*PROBLEM*
Pictures should be excluded; otherwise, copy every entry exactly.

*RECORDS SHOWN*

** Start **

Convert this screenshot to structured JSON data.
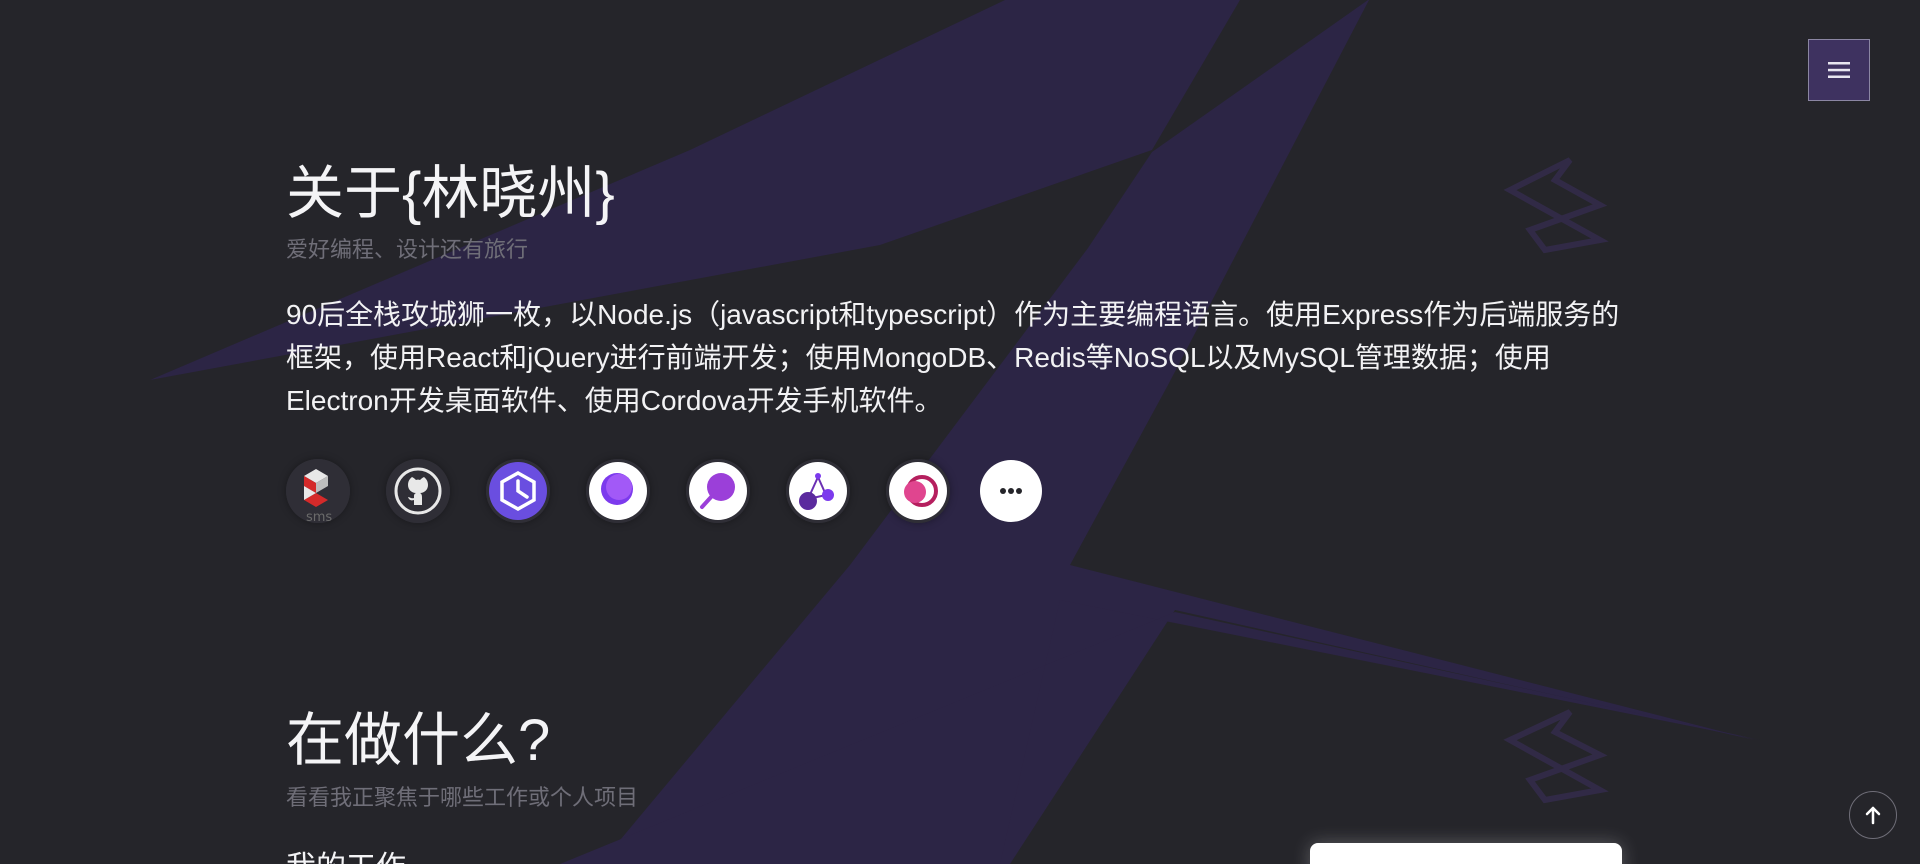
{
  "about": {
    "title": "关于{林晓州}",
    "subtitle": "爱好编程、设计还有旅行",
    "description": "90后全栈攻城狮一枚，以Node.js（javascript和typescript）作为主要编程语言。使用Express作为后端服务的框架，使用React和jQuery进行前端开发；使用MongoDB、Redis等NoSQL以及MySQL管理数据；使用Electron开发桌面软件、使用Cordova开发手机软件。",
    "tech_icons": [
      {
        "name": "sms-logo-icon"
      },
      {
        "name": "github-icon"
      },
      {
        "name": "clock-badge-icon"
      },
      {
        "name": "moon-circle-icon"
      },
      {
        "name": "lollipop-icon"
      },
      {
        "name": "molecule-icon"
      },
      {
        "name": "rings-icon"
      }
    ],
    "sms_text": "sms"
  },
  "doing": {
    "title": "在做什么?",
    "subtitle": "看看我正聚焦于哪些工作或个人项目",
    "work_heading": "我的工作"
  },
  "nav": {
    "menu_icon": "hamburger-icon",
    "scroll_top_icon": "arrow-up-icon"
  },
  "colors": {
    "background": "#25252a",
    "accent_purple": "#3e3260",
    "shape_purple": "#2f2647",
    "subtitle_gray": "#6f6e78"
  }
}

** End **

*ANSWER TO THE PROBLEM*
Convert this screenshot to structured JSON data.
{
  "about": {
    "title": "关于{林晓州}",
    "subtitle": "爱好编程、设计还有旅行",
    "description": "90后全栈攻城狮一枚，以Node.js（javascript和typescript）作为主要编程语言。使用Express作为后端服务的框架，使用React和jQuery进行前端开发；使用MongoDB、Redis等NoSQL以及MySQL管理数据；使用Electron开发桌面软件、使用Cordova开发手机软件。",
    "tech_icons": [
      {
        "name": "sms-logo-icon"
      },
      {
        "name": "github-icon"
      },
      {
        "name": "clock-badge-icon"
      },
      {
        "name": "moon-circle-icon"
      },
      {
        "name": "lollipop-icon"
      },
      {
        "name": "molecule-icon"
      },
      {
        "name": "rings-icon"
      }
    ],
    "sms_text": "sms"
  },
  "doing": {
    "title": "在做什么?",
    "subtitle": "看看我正聚焦于哪些工作或个人项目",
    "work_heading": "我的工作"
  },
  "nav": {
    "menu_icon": "hamburger-icon",
    "scroll_top_icon": "arrow-up-icon"
  },
  "colors": {
    "background": "#25252a",
    "accent_purple": "#3e3260",
    "shape_purple": "#2f2647",
    "subtitle_gray": "#6f6e78"
  }
}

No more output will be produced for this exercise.